SET EXERCISE.
Every line of the listing must be reproduced as it stands. Leave the images behind.
--- START OF DATA FOR THE TASK ---
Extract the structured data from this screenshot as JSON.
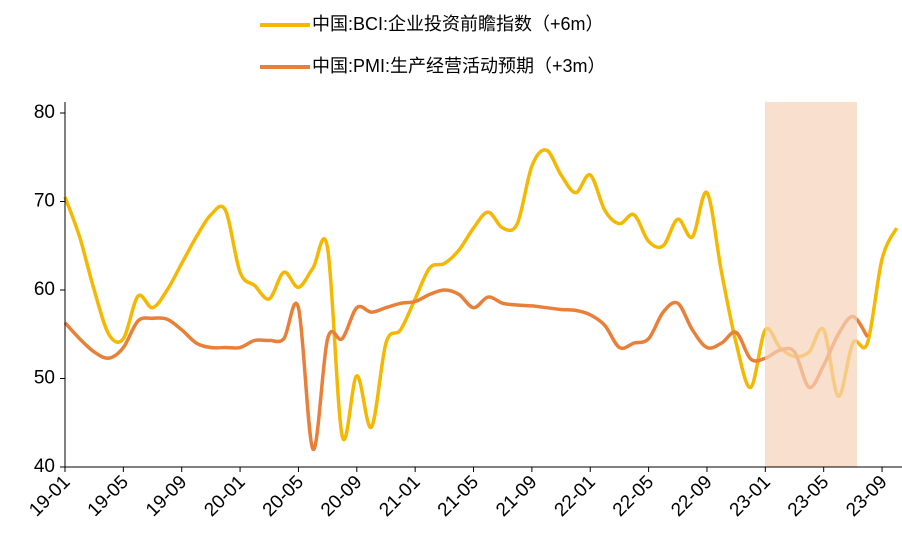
{
  "chart_data": {
    "type": "line",
    "categories": [
      "19-01",
      null,
      null,
      null,
      "19-05",
      null,
      null,
      null,
      "19-09",
      null,
      null,
      null,
      "20-01",
      null,
      null,
      null,
      "20-05",
      null,
      null,
      null,
      "20-09",
      null,
      null,
      null,
      "21-01",
      null,
      null,
      null,
      "21-05",
      null,
      null,
      null,
      "21-09",
      null,
      null,
      null,
      "22-01",
      null,
      null,
      null,
      "22-05",
      null,
      null,
      null,
      "22-09",
      null,
      null,
      null,
      "23-01",
      null,
      null,
      null,
      "23-05",
      null,
      null,
      null,
      "23-09",
      null
    ],
    "series": [
      {
        "name": "中国:BCI:企业投资前瞻指数（+6m）",
        "color": "#f5b800",
        "values": [
          70.5,
          66,
          60,
          55,
          54.5,
          59.3,
          58,
          60,
          63,
          66,
          68.5,
          69,
          62,
          60.5,
          59,
          62,
          60.3,
          62.5,
          64.7,
          43.5,
          50.3,
          44.5,
          54,
          55.5,
          59,
          62.5,
          63,
          64.5,
          67,
          68.8,
          67,
          67.5,
          74,
          75.8,
          73,
          71,
          73,
          69,
          67.5,
          68.5,
          65.5,
          65,
          68,
          66,
          71,
          62,
          54,
          49,
          55.5,
          53.5,
          52.5,
          53,
          55.5,
          48,
          54,
          54,
          63.5,
          67
        ]
      },
      {
        "name": "中国:PMI:生产经营活动预期（+3m）",
        "color": "#e8803a",
        "values": [
          56.3,
          54.5,
          53,
          52.3,
          53.5,
          56.5,
          56.8,
          56.7,
          55.5,
          54,
          53.5,
          53.5,
          53.5,
          54.3,
          54.3,
          54.5,
          58,
          42,
          54.5,
          54.5,
          58,
          57.5,
          58,
          58.5,
          58.7,
          59.5,
          60,
          59.5,
          58,
          59.2,
          58.5,
          58.3,
          58.2,
          58,
          57.8,
          57.7,
          57.2,
          56,
          53.5,
          54,
          54.5,
          57.5,
          58.5,
          55.5,
          53.5,
          54,
          55.2,
          52.2,
          52.3,
          53.2,
          53,
          49,
          51.5,
          55,
          57,
          54.7,
          null,
          null
        ]
      }
    ],
    "ylim": [
      40,
      80
    ],
    "yticks": [
      40,
      50,
      60,
      70,
      80
    ],
    "grid": false,
    "legend": "top"
  }
}
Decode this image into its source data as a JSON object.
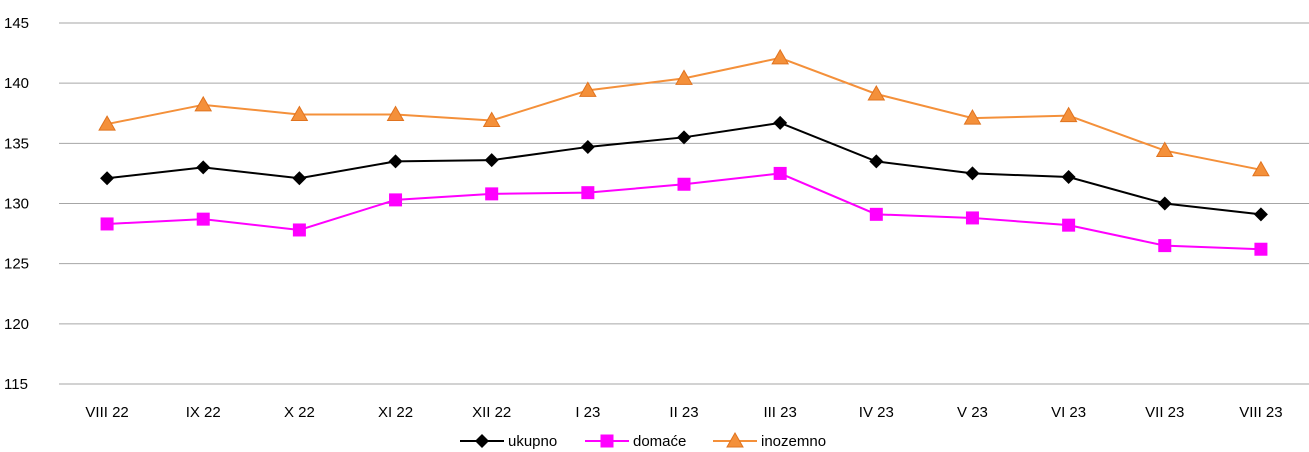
{
  "chart_data": {
    "type": "line",
    "title": "",
    "xlabel": "",
    "ylabel": "",
    "categories": [
      "VIII 22",
      "IX 22",
      "X 22",
      "XI 22",
      "XII 22",
      "I 23",
      "II 23",
      "III 23",
      "IV 23",
      "V 23",
      "VI 23",
      "VII 23",
      "VIII 23"
    ],
    "ylim": [
      115,
      145
    ],
    "yticks": [
      115,
      120,
      125,
      130,
      135,
      140,
      145
    ],
    "ytick_labels": [
      "115",
      "120",
      "125",
      "130",
      "135",
      "140",
      "145"
    ],
    "grid": true,
    "legend_position": "bottom",
    "series": [
      {
        "name": "ukupno",
        "marker": "diamond",
        "color": "#000000",
        "values": [
          132.1,
          133.0,
          132.1,
          133.5,
          133.6,
          134.7,
          135.5,
          136.7,
          133.5,
          132.5,
          132.2,
          130.0,
          129.1
        ]
      },
      {
        "name": "domaće",
        "marker": "square",
        "color": "#ff00ff",
        "values": [
          128.3,
          128.7,
          127.8,
          130.3,
          130.8,
          130.9,
          131.6,
          132.5,
          129.1,
          128.8,
          128.2,
          126.5,
          126.2
        ]
      },
      {
        "name": "inozemno",
        "marker": "triangle",
        "color": "#f4903a",
        "values": [
          136.6,
          138.2,
          137.4,
          137.4,
          136.9,
          139.4,
          140.4,
          142.1,
          139.1,
          137.1,
          137.3,
          134.4,
          132.8
        ]
      }
    ]
  }
}
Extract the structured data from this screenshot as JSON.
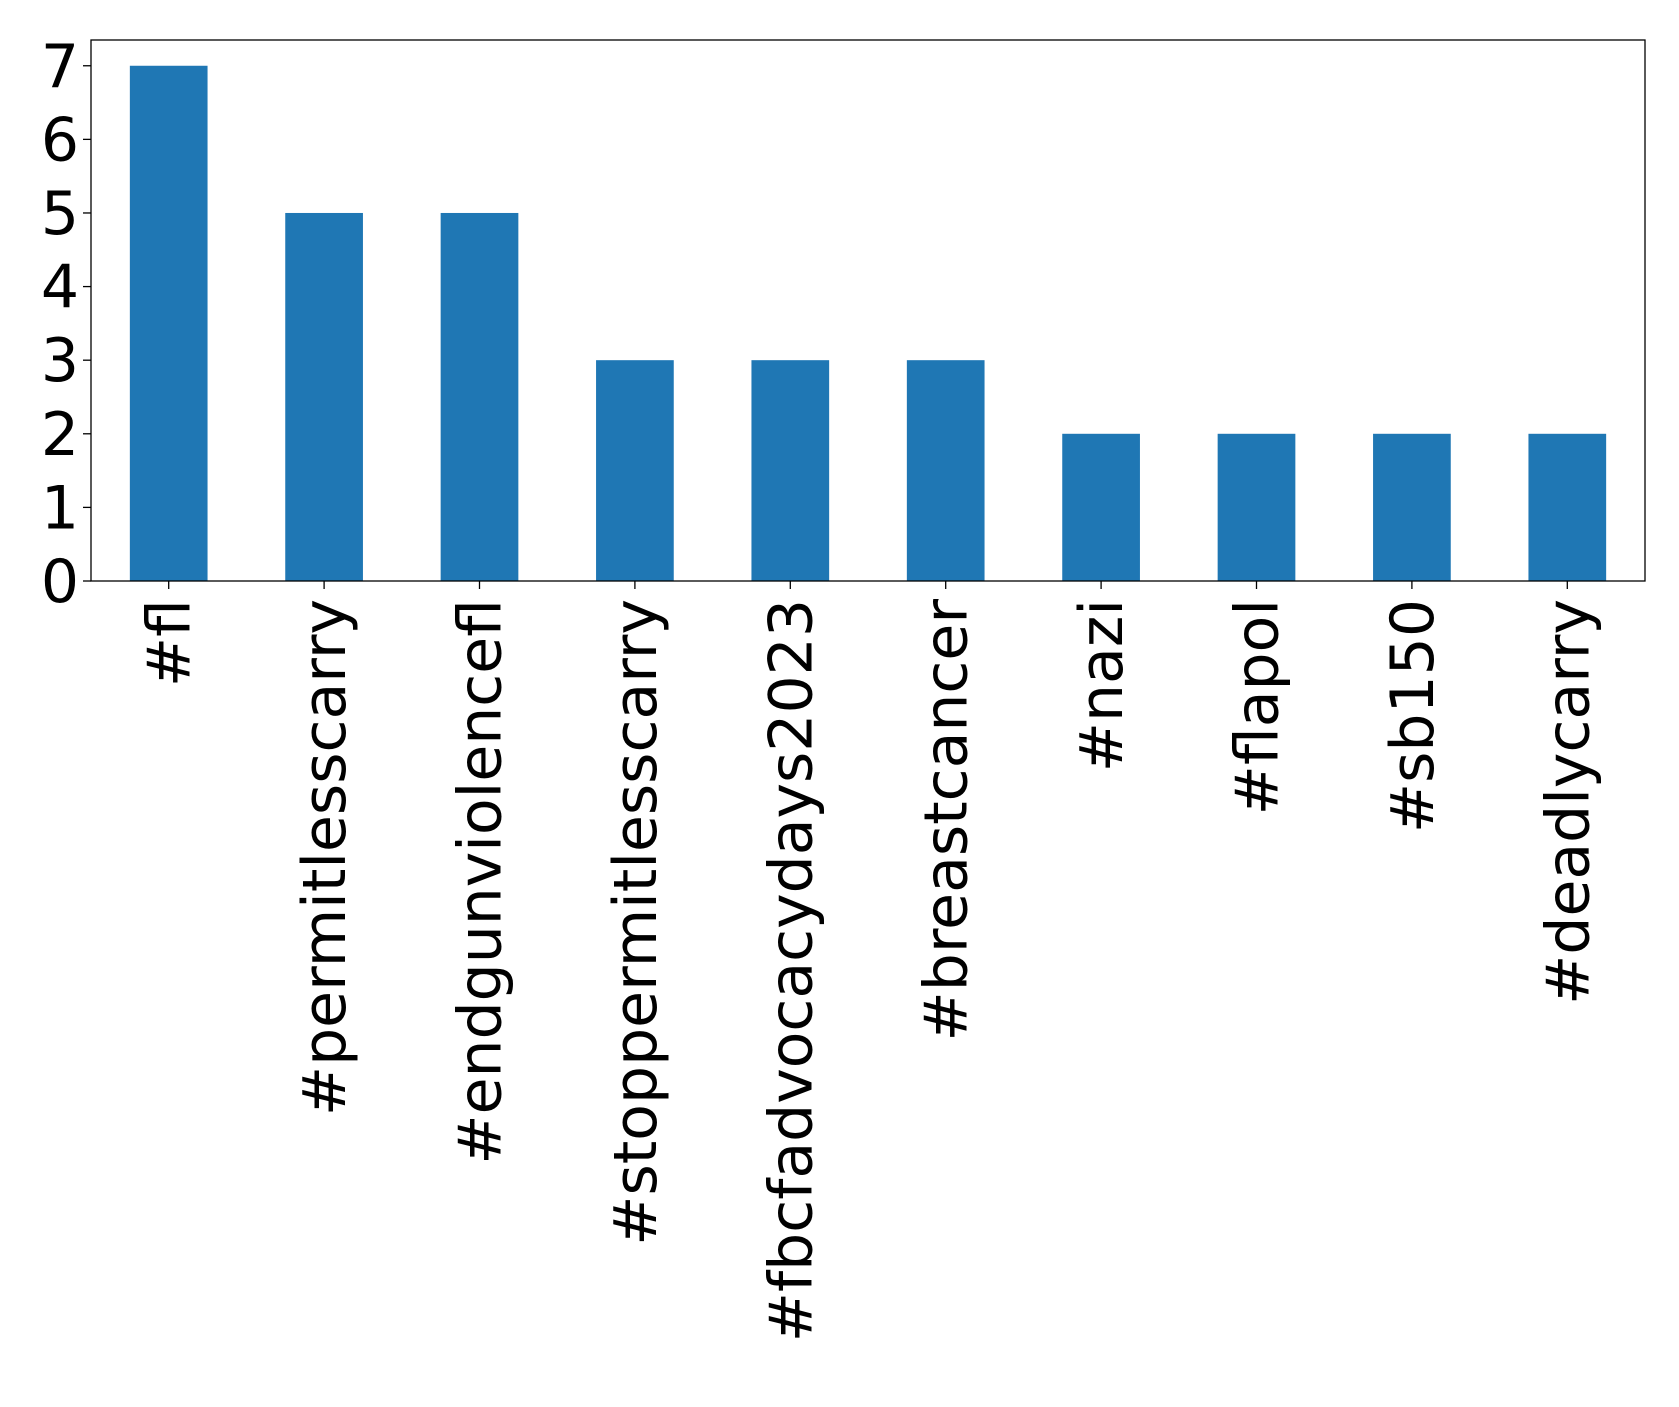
{
  "chart_data": {
    "type": "bar",
    "categories": [
      "#fl",
      "#permitlesscarry",
      "#endgunviolencefl",
      "#stoppermitlesscarry",
      "#fbcfadvocacydays2023",
      "#breastcancer",
      "#nazi",
      "#flapol",
      "#sb150",
      "#deadlycarry"
    ],
    "values": [
      7,
      5,
      5,
      3,
      3,
      3,
      2,
      2,
      2,
      2
    ],
    "ylim": [
      0,
      7.35
    ],
    "yticks": [
      "0",
      "1",
      "2",
      "3",
      "4",
      "5",
      "6",
      "7"
    ],
    "title": "",
    "xlabel": "",
    "ylabel": "",
    "bar_color": "#1f77b4",
    "grid": false,
    "legend": "none"
  }
}
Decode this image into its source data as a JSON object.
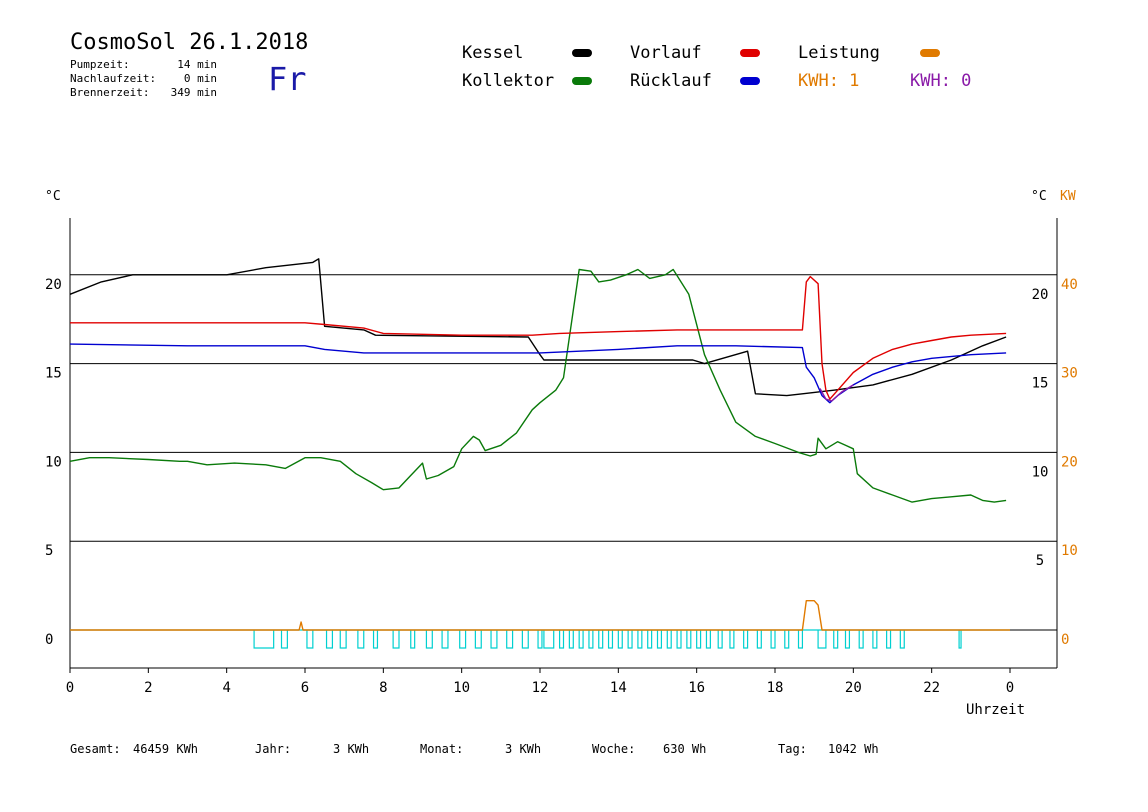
--- END OF DATA FOR THE TASK ---
OUTPUT FOR THIS EXERCISE.
Extract the structured data from this screenshot as JSON.
{
  "chart_data": {
    "type": "line",
    "categories": [
      "19-01",
      null,
      null,
      null,
      "19-05",
      null,
      null,
      null,
      "19-09",
      null,
      null,
      null,
      "20-01",
      null,
      null,
      null,
      "20-05",
      null,
      null,
      null,
      "20-09",
      null,
      null,
      null,
      "21-01",
      null,
      null,
      null,
      "21-05",
      null,
      null,
      null,
      "21-09",
      null,
      null,
      null,
      "22-01",
      null,
      null,
      null,
      "22-05",
      null,
      null,
      null,
      "22-09",
      null,
      null,
      null,
      "23-01",
      null,
      null,
      null,
      "23-05",
      null,
      null,
      null,
      "23-09",
      null
    ],
    "series": [
      {
        "name": "中国:BCI:企业投资前瞻指数（+6m）",
        "color": "#f5b800",
        "values": [
          70.5,
          66,
          60,
          55,
          54.5,
          59.3,
          58,
          60,
          63,
          66,
          68.5,
          69,
          62,
          60.5,
          59,
          62,
          60.3,
          62.5,
          64.7,
          43.5,
          50.3,
          44.5,
          54,
          55.5,
          59,
          62.5,
          63,
          64.5,
          67,
          68.8,
          67,
          67.5,
          74,
          75.8,
          73,
          71,
          73,
          69,
          67.5,
          68.5,
          65.5,
          65,
          68,
          66,
          71,
          62,
          54,
          49,
          55.5,
          53.5,
          52.5,
          53,
          55.5,
          48,
          54,
          54,
          63.5,
          67
        ]
      },
      {
        "name": "中国:PMI:生产经营活动预期（+3m）",
        "color": "#e8803a",
        "values": [
          56.3,
          54.5,
          53,
          52.3,
          53.5,
          56.5,
          56.8,
          56.7,
          55.5,
          54,
          53.5,
          53.5,
          53.5,
          54.3,
          54.3,
          54.5,
          58,
          42,
          54.5,
          54.5,
          58,
          57.5,
          58,
          58.5,
          58.7,
          59.5,
          60,
          59.5,
          58,
          59.2,
          58.5,
          58.3,
          58.2,
          58,
          57.8,
          57.7,
          57.2,
          56,
          53.5,
          54,
          54.5,
          57.5,
          58.5,
          55.5,
          53.5,
          54,
          55.2,
          52.2,
          52.3,
          53.2,
          53,
          49,
          51.5,
          55,
          57,
          54.7,
          null,
          null
        ]
      }
    ],
    "ylim": [
      40,
      80
    ],
    "yticks": [
      40,
      50,
      60,
      70,
      80
    ],
    "grid": false,
    "legend": "top"
  }
}
Decode this image into its source data as a JSON object.
{
  "chart_data": {
    "type": "line",
    "title": "",
    "xlabel": "",
    "ylabel": "",
    "categories": [
      "VIII 22",
      "IX 22",
      "X 22",
      "XI 22",
      "XII 22",
      "I 23",
      "II 23",
      "III 23",
      "IV 23",
      "V 23",
      "VI 23",
      "VII 23",
      "VIII 23"
    ],
    "ylim": [
      115,
      145
    ],
    "yticks": [
      115,
      120,
      125,
      130,
      135,
      140,
      145
    ],
    "ytick_labels": [
      "115",
      "120",
      "125",
      "130",
      "135",
      "140",
      "145"
    ],
    "grid": true,
    "legend_position": "bottom",
    "series": [
      {
        "name": "ukupno",
        "marker": "diamond",
        "color": "#000000",
        "values": [
          132.1,
          133.0,
          132.1,
          133.5,
          133.6,
          134.7,
          135.5,
          136.7,
          133.5,
          132.5,
          132.2,
          130.0,
          129.1
        ]
      },
      {
        "name": "domaće",
        "marker": "square",
        "color": "#ff00ff",
        "values": [
          128.3,
          128.7,
          127.8,
          130.3,
          130.8,
          130.9,
          131.6,
          132.5,
          129.1,
          128.8,
          128.2,
          126.5,
          126.2
        ]
      },
      {
        "name": "inozemno",
        "marker": "triangle",
        "color": "#f4903a",
        "values": [
          136.6,
          138.2,
          137.4,
          137.4,
          136.9,
          139.4,
          140.4,
          142.1,
          139.1,
          137.1,
          137.3,
          134.4,
          132.8
        ]
      }
    ]
  }
}
Extract the structured data from this screenshot as JSON.
{
  "chart_data": {
    "type": "bar",
    "categories": [
      "#fl",
      "#permitlesscarry",
      "#endgunviolencefl",
      "#stoppermitlesscarry",
      "#fbcfadvocacydays2023",
      "#breastcancer",
      "#nazi",
      "#flapol",
      "#sb150",
      "#deadlycarry"
    ],
    "values": [
      7,
      5,
      5,
      3,
      3,
      3,
      2,
      2,
      2,
      2
    ],
    "ylim": [
      0,
      7.35
    ],
    "yticks": [
      "0",
      "1",
      "2",
      "3",
      "4",
      "5",
      "6",
      "7"
    ],
    "title": "",
    "xlabel": "",
    "ylabel": "",
    "bar_color": "#1f77b4",
    "grid": false,
    "legend": "none"
  }
}
Decode this image into its source data as a JSON object.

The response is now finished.